Work to be completed: Your task is to repeat all of the material exactly.

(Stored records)
....................
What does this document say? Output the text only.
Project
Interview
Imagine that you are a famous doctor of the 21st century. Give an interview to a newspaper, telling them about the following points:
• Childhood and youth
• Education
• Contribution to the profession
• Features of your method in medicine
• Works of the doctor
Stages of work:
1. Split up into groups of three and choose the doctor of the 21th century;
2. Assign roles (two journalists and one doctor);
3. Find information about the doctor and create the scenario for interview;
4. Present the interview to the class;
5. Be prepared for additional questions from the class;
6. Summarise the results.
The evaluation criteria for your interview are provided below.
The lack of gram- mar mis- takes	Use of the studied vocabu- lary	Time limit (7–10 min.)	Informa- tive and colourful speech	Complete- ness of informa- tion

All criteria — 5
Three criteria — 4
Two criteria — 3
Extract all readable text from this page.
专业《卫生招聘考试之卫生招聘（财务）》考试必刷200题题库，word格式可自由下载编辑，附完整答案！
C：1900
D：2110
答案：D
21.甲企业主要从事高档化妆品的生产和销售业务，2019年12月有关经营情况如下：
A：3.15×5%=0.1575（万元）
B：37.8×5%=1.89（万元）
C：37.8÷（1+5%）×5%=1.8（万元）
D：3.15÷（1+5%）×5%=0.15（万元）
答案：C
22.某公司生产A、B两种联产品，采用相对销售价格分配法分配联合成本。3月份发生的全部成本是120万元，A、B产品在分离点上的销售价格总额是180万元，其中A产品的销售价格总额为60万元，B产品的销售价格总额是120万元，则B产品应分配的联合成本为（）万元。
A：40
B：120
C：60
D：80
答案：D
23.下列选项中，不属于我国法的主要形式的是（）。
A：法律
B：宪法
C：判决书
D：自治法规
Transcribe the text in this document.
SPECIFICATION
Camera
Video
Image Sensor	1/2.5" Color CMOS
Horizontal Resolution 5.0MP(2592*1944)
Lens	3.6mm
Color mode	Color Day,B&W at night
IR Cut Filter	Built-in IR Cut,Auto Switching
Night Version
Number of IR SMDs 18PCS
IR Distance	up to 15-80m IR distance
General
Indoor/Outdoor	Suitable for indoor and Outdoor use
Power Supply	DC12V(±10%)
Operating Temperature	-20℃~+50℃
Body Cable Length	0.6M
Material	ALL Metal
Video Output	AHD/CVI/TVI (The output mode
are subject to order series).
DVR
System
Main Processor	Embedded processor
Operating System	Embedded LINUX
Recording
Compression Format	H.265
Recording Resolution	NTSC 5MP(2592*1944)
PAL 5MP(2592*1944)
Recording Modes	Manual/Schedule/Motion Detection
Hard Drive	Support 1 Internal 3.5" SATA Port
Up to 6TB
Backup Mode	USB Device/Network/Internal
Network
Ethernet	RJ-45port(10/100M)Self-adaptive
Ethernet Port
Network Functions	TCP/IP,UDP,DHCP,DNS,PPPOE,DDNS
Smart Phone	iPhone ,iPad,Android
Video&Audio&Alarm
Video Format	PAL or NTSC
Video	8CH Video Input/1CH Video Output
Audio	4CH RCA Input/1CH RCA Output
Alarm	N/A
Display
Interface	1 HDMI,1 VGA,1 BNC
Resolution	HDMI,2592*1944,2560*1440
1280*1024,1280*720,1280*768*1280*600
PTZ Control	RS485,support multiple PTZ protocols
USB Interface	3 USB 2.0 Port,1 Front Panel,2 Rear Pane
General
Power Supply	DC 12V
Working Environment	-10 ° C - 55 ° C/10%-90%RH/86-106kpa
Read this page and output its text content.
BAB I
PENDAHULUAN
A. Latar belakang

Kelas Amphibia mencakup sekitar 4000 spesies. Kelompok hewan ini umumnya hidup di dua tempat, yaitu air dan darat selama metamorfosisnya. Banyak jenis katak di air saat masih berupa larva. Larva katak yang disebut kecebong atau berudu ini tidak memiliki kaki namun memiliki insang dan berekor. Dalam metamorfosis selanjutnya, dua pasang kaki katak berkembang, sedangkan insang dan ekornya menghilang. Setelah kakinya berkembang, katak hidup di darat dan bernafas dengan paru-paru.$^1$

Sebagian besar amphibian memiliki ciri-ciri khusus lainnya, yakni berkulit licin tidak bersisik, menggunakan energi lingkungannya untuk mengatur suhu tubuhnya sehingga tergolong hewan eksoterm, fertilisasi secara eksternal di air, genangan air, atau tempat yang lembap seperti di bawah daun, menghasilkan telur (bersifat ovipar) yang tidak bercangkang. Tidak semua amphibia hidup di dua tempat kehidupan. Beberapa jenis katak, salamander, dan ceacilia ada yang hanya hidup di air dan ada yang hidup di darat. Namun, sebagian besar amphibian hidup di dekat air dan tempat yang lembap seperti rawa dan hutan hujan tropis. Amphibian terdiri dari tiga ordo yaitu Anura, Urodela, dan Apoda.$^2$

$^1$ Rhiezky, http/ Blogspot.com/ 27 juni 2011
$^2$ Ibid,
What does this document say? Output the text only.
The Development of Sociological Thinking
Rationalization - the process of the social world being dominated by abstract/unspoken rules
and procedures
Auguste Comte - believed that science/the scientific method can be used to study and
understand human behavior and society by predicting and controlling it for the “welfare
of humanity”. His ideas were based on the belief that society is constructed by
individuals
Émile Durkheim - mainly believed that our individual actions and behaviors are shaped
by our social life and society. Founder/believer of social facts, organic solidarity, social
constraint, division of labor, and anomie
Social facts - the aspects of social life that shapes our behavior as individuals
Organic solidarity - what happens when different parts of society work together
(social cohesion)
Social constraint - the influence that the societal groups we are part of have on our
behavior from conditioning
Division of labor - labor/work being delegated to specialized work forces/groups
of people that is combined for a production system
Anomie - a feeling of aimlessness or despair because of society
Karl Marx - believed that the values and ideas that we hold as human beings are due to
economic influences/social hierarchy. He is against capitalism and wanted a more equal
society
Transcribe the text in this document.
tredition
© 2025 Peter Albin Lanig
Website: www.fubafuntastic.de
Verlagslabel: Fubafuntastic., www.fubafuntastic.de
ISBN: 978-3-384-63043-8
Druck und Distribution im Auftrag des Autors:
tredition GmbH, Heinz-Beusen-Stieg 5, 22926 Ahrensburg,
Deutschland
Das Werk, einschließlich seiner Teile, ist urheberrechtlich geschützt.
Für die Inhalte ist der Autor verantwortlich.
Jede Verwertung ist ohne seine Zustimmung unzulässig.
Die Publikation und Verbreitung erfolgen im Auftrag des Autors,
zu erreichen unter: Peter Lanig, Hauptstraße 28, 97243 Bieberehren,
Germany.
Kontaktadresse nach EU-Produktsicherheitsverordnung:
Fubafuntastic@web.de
....................
Finished task:
What does this document say? Output the text only.
Project
Interview
Imagine that you are a famous doctor of the 21st century. Give an interview to a newspaper, telling them about the following points:
• Childhood and youth
• Education
• Contribution to the profession
• Features of your method in medicine
• Works of the doctor
Stages of work:
1. Split up into groups of three and choose the doctor of the 21th century;
2. Assign roles (two journalists and one doctor);
3. Find information about the doctor and create the scenario for interview;
4. Present the interview to the class;
5. Be prepared for additional questions from the class;
6. Summarise the results.
The evaluation criteria for your interview are provided below.
The lack of gram- mar mis- takes	Use of the studied vocabu- lary	Time limit (7–10 min.)	Informa- tive and colourful speech	Complete- ness of informa- tion

All criteria — 5
Three criteria — 4
Two criteria — 3
Extract all readable text from this page.
专业《卫生招聘考试之卫生招聘（财务）》考试必刷200题题库，word格式可自由下载编辑，附完整答案！
C：1900
D：2110
答案：D
21.甲企业主要从事高档化妆品的生产和销售业务，2019年12月有关经营情况如下：
A：3.15×5%=0.1575（万元）
B：37.8×5%=1.89（万元）
C：37.8÷（1+5%）×5%=1.8（万元）
D：3.15÷（1+5%）×5%=0.15（万元）
答案：C
22.某公司生产A、B两种联产品，采用相对销售价格分配法分配联合成本。3月份发生的全部成本是120万元，A、B产品在分离点上的销售价格总额是180万元，其中A产品的销售价格总额为60万元，B产品的销售价格总额是120万元，则B产品应分配的联合成本为（）万元。
A：40
B：120
C：60
D：80
答案：D
23.下列选项中，不属于我国法的主要形式的是（）。
A：法律
B：宪法
C：判决书
D：自治法规
Transcribe the text in this document.
SPECIFICATION
Camera
Video
Image Sensor	1/2.5" Color CMOS
Horizontal Resolution 5.0MP(2592*1944)
Lens	3.6mm
Color mode	Color Day,B&W at night
IR Cut Filter	Built-in IR Cut,Auto Switching
Night Version
Number of IR SMDs 18PCS
IR Distance	up to 15-80m IR distance
General
Indoor/Outdoor	Suitable for indoor and Outdoor use
Power Supply	DC12V(±10%)
Operating Temperature	-20℃~+50℃
Body Cable Length	0.6M
Material	ALL Metal
Video Output	AHD/CVI/TVI (The output mode
are subject to order series).
DVR
System
Main Processor	Embedded processor
Operating System	Embedded LINUX
Recording
Compression Format	H.265
Recording Resolution	NTSC 5MP(2592*1944)
PAL 5MP(2592*1944)
Recording Modes	Manual/Schedule/Motion Detection
Hard Drive	Support 1 Internal 3.5" SATA Port
Up to 6TB
Backup Mode	USB Device/Network/Internal
Network
Ethernet	RJ-45port(10/100M)Self-adaptive
Ethernet Port
Network Functions	TCP/IP,UDP,DHCP,DNS,PPPOE,DDNS
Smart Phone	iPhone ,iPad,Android
Video&Audio&Alarm
Video Format	PAL or NTSC
Video	8CH Video Input/1CH Video Output
Audio	4CH RCA Input/1CH RCA Output
Alarm	N/A
Display
Interface	1 HDMI,1 VGA,1 BNC
Resolution	HDMI,2592*1944,2560*1440
1280*1024,1280*720,1280*768*1280*600
PTZ Control	RS485,support multiple PTZ protocols
USB Interface	3 USB 2.0 Port,1 Front Panel,2 Rear Pane
General
Power Supply	DC 12V
Working Environment	-10 ° C - 55 ° C/10%-90%RH/86-106kpa
Read this page and output its text content.
BAB I
PENDAHULUAN
A. Latar belakang

Kelas Amphibia mencakup sekitar 4000 spesies. Kelompok hewan ini umumnya hidup di dua tempat, yaitu air dan darat selama metamorfosisnya. Banyak jenis katak di air saat masih berupa larva. Larva katak yang disebut kecebong atau berudu ini tidak memiliki kaki namun memiliki insang dan berekor. Dalam metamorfosis selanjutnya, dua pasang kaki katak berkembang, sedangkan insang dan ekornya menghilang. Setelah kakinya berkembang, katak hidup di darat dan bernafas dengan paru-paru.$^1$

Sebagian besar amphibian memiliki ciri-ciri khusus lainnya, yakni berkulit licin tidak bersisik, menggunakan energi lingkungannya untuk mengatur suhu tubuhnya sehingga tergolong hewan eksoterm, fertilisasi secara eksternal di air, genangan air, atau tempat yang lembap seperti di bawah daun, menghasilkan telur (bersifat ovipar) yang tidak bercangkang. Tidak semua amphibia hidup di dua tempat kehidupan. Beberapa jenis katak, salamander, dan ceacilia ada yang hanya hidup di air dan ada yang hidup di darat. Namun, sebagian besar amphibian hidup di dekat air dan tempat yang lembap seperti rawa dan hutan hujan tropis. Amphibian terdiri dari tiga ordo yaitu Anura, Urodela, dan Apoda.$^2$

$^1$ Rhiezky, http/ Blogspot.com/ 27 juni 2011
$^2$ Ibid,
What does this document say? Output the text only.
The Development of Sociological Thinking
Rationalization - the process of the social world being dominated by abstract/unspoken rules
and procedures
Auguste Comte - believed that science/the scientific method can be used to study and
understand human behavior and society by predicting and controlling it for the “welfare
of humanity”. His ideas were based on the belief that society is constructed by
individuals
Émile Durkheim - mainly believed that our individual actions and behaviors are shaped
by our social life and society. Founder/believer of social facts, organic solidarity, social
constraint, division of labor, and anomie
Social facts - the aspects of social life that shapes our behavior as individuals
Organic solidarity - what happens when different parts of society work together
(social cohesion)
Social constraint - the influence that the societal groups we are part of have on our
behavior from conditioning
Division of labor - labor/work being delegated to specialized work forces/groups
of people that is combined for a production system
Anomie - a feeling of aimlessness or despair because of society
Karl Marx - believed that the values and ideas that we hold as human beings are due to
economic influences/social hierarchy. He is against capitalism and wanted a more equal
society
Transcribe the text in this document.
tredition
© 2025 Peter Albin Lanig
Website: www.fubafuntastic.de
Verlagslabel: Fubafuntastic., www.fubafuntastic.de
ISBN: 978-3-384-63043-8
Druck und Distribution im Auftrag des Autors:
tredition GmbH, Heinz-Beusen-Stieg 5, 22926 Ahrensburg,
Deutschland
Das Werk, einschließlich seiner Teile, ist urheberrechtlich geschützt.
Für die Inhalte ist der Autor verantwortlich.
Jede Verwertung ist ohne seine Zustimmung unzulässig.
Die Publikation und Verbreitung erfolgen im Auftrag des Autors,
zu erreichen unter: Peter Lanig, Hauptstraße 28, 97243 Bieberehren,
Germany.
Kontaktadresse nach EU-Produktsicherheitsverordnung:
Fubafuntastic@web.de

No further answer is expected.